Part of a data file
--- START ---

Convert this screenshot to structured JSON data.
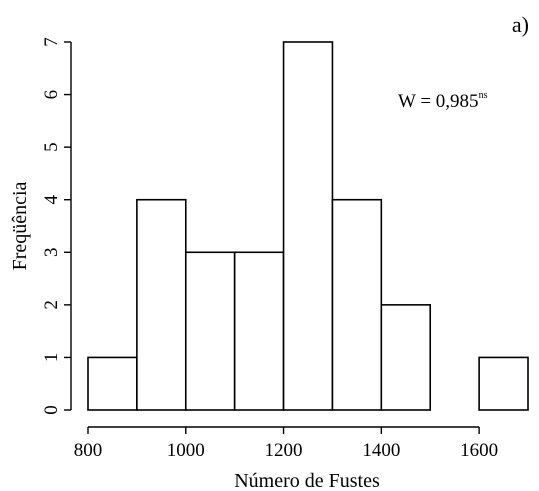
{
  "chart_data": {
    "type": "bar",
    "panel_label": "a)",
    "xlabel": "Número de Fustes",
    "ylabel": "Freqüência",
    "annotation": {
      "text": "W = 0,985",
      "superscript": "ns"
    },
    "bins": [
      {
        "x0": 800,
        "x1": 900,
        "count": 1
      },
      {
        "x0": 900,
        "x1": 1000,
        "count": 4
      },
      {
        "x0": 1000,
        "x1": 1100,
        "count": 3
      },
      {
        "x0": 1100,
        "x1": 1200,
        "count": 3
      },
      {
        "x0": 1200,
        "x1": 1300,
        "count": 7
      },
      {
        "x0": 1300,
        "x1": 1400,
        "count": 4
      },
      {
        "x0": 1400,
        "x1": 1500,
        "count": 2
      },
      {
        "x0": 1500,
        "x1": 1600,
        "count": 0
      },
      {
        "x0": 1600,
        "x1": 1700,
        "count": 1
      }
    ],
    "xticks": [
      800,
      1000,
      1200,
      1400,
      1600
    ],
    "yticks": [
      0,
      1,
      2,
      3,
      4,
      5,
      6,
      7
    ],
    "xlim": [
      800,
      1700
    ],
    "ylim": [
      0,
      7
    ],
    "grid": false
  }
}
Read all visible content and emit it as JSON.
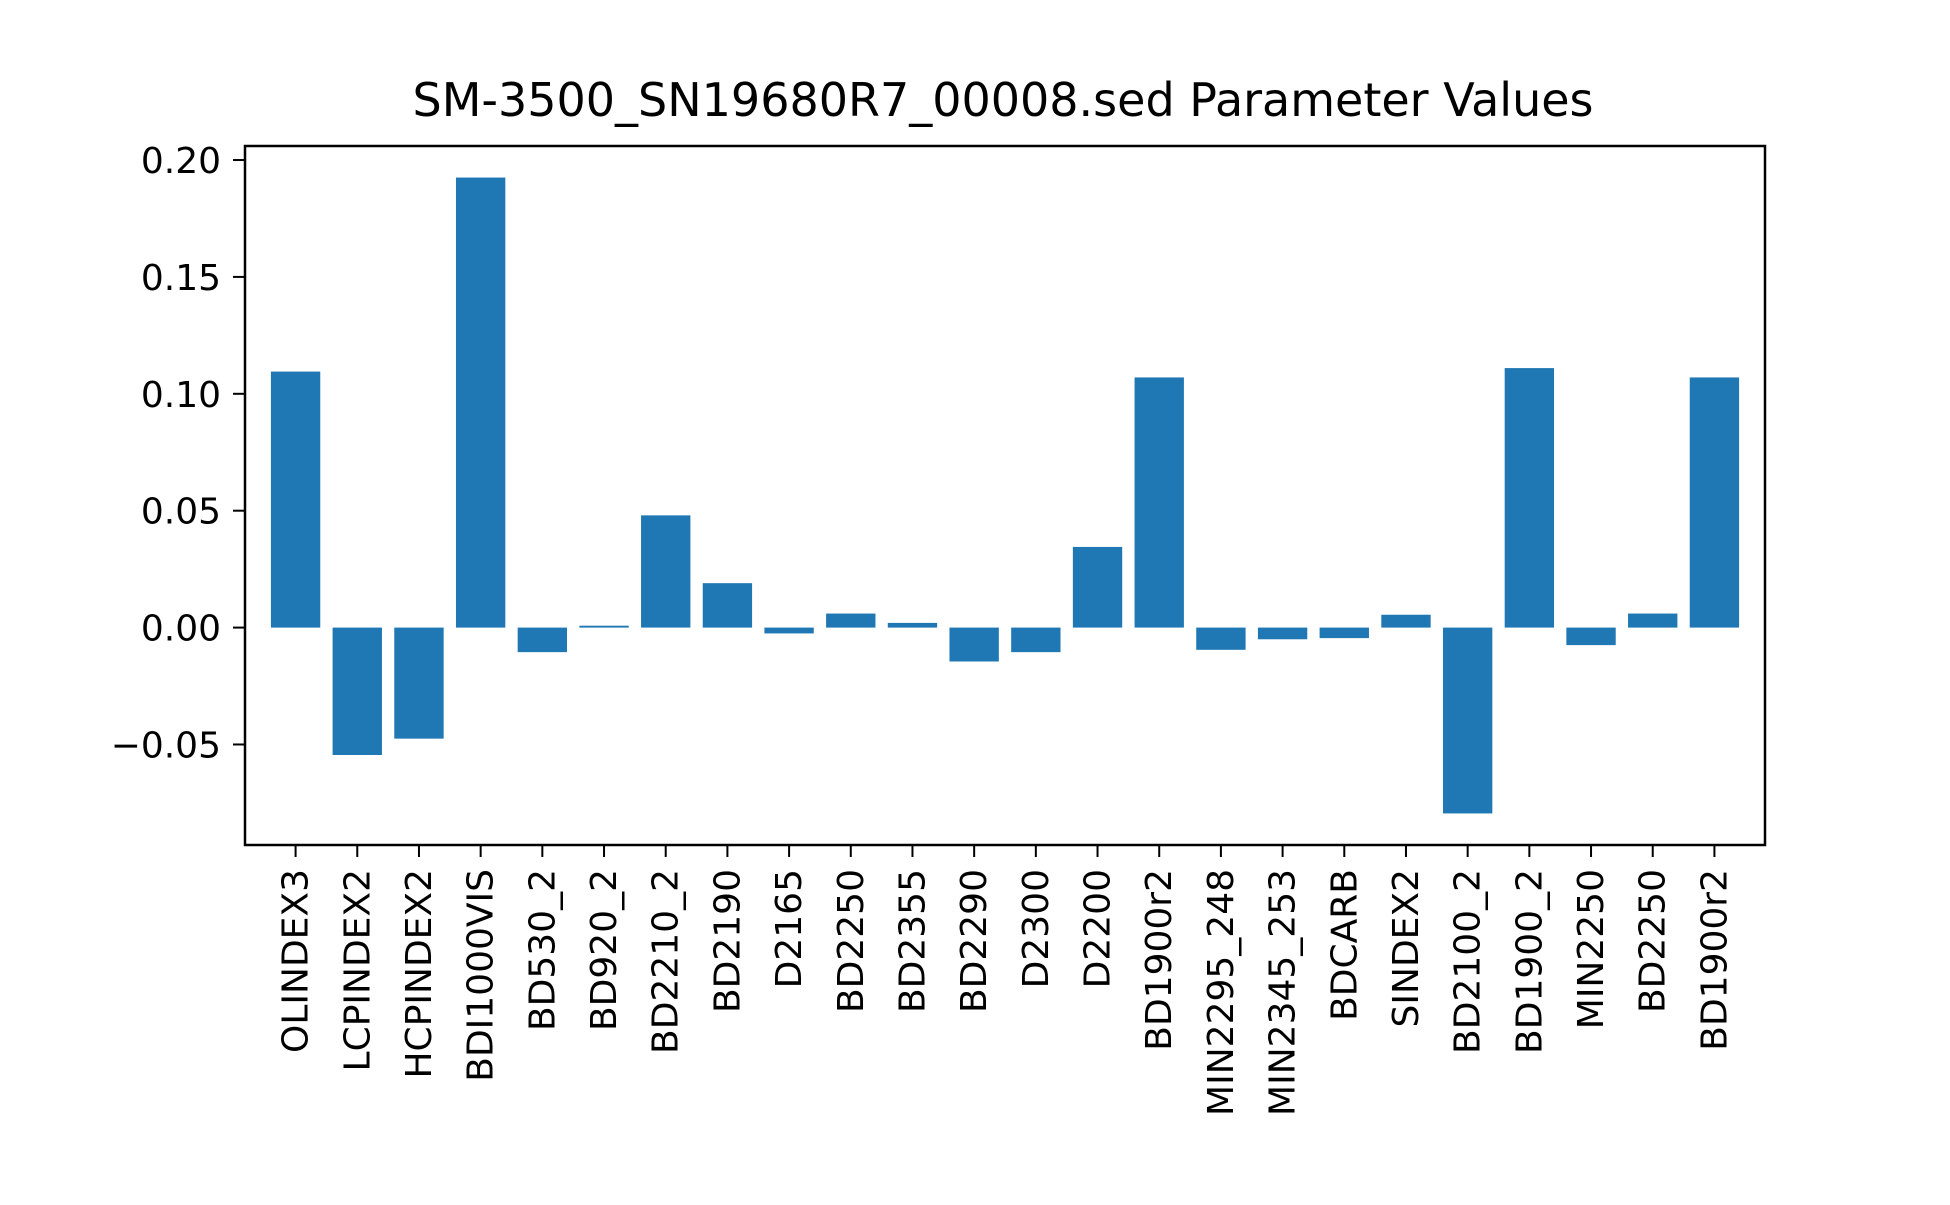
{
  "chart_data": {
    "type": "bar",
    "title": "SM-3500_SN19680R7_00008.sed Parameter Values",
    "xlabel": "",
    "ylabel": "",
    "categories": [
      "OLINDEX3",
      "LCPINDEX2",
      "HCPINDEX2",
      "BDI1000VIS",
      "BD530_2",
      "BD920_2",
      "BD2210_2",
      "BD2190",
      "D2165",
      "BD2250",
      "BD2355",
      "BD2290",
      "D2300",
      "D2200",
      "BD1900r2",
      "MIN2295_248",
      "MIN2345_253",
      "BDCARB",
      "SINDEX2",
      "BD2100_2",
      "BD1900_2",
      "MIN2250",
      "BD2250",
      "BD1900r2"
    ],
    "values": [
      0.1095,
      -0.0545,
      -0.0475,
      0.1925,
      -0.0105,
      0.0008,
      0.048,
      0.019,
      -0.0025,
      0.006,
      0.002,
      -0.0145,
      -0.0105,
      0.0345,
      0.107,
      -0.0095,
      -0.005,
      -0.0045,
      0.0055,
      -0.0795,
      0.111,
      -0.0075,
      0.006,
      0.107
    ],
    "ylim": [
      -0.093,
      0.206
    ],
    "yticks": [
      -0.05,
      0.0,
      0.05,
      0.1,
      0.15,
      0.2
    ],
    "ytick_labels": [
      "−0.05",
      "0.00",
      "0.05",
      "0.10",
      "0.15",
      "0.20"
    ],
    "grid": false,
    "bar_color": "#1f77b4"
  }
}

--- END ---

Copy each line of the records precisely and drop any images they hold.

Answer for this exercise:
Convert this screenshot to structured JSON data.
{
  "chart_data": {
    "type": "bar",
    "panel_label": "a)",
    "xlabel": "Número de Fustes",
    "ylabel": "Freqüência",
    "annotation": {
      "text": "W = 0,985",
      "superscript": "ns"
    },
    "bins": [
      {
        "x0": 800,
        "x1": 900,
        "count": 1
      },
      {
        "x0": 900,
        "x1": 1000,
        "count": 4
      },
      {
        "x0": 1000,
        "x1": 1100,
        "count": 3
      },
      {
        "x0": 1100,
        "x1": 1200,
        "count": 3
      },
      {
        "x0": 1200,
        "x1": 1300,
        "count": 7
      },
      {
        "x0": 1300,
        "x1": 1400,
        "count": 4
      },
      {
        "x0": 1400,
        "x1": 1500,
        "count": 2
      },
      {
        "x0": 1500,
        "x1": 1600,
        "count": 0
      },
      {
        "x0": 1600,
        "x1": 1700,
        "count": 1
      }
    ],
    "xticks": [
      800,
      1000,
      1200,
      1400,
      1600
    ],
    "yticks": [
      0,
      1,
      2,
      3,
      4,
      5,
      6,
      7
    ],
    "xlim": [
      800,
      1700
    ],
    "ylim": [
      0,
      7
    ],
    "grid": false
  }
}
Read all visible content and emit it as JSON.
{
  "chart_data": {
    "type": "bar",
    "title": "SM-3500_SN19680R7_00008.sed Parameter Values",
    "xlabel": "",
    "ylabel": "",
    "categories": [
      "OLINDEX3",
      "LCPINDEX2",
      "HCPINDEX2",
      "BDI1000VIS",
      "BD530_2",
      "BD920_2",
      "BD2210_2",
      "BD2190",
      "D2165",
      "BD2250",
      "BD2355",
      "BD2290",
      "D2300",
      "D2200",
      "BD1900r2",
      "MIN2295_248",
      "MIN2345_253",
      "BDCARB",
      "SINDEX2",
      "BD2100_2",
      "BD1900_2",
      "MIN2250",
      "BD2250",
      "BD1900r2"
    ],
    "values": [
      0.1095,
      -0.0545,
      -0.0475,
      0.1925,
      -0.0105,
      0.0008,
      0.048,
      0.019,
      -0.0025,
      0.006,
      0.002,
      -0.0145,
      -0.0105,
      0.0345,
      0.107,
      -0.0095,
      -0.005,
      -0.0045,
      0.0055,
      -0.0795,
      0.111,
      -0.0075,
      0.006,
      0.107
    ],
    "ylim": [
      -0.093,
      0.206
    ],
    "yticks": [
      -0.05,
      0.0,
      0.05,
      0.1,
      0.15,
      0.2
    ],
    "ytick_labels": [
      "−0.05",
      "0.00",
      "0.05",
      "0.10",
      "0.15",
      "0.20"
    ],
    "grid": false,
    "bar_color": "#1f77b4"
  }
}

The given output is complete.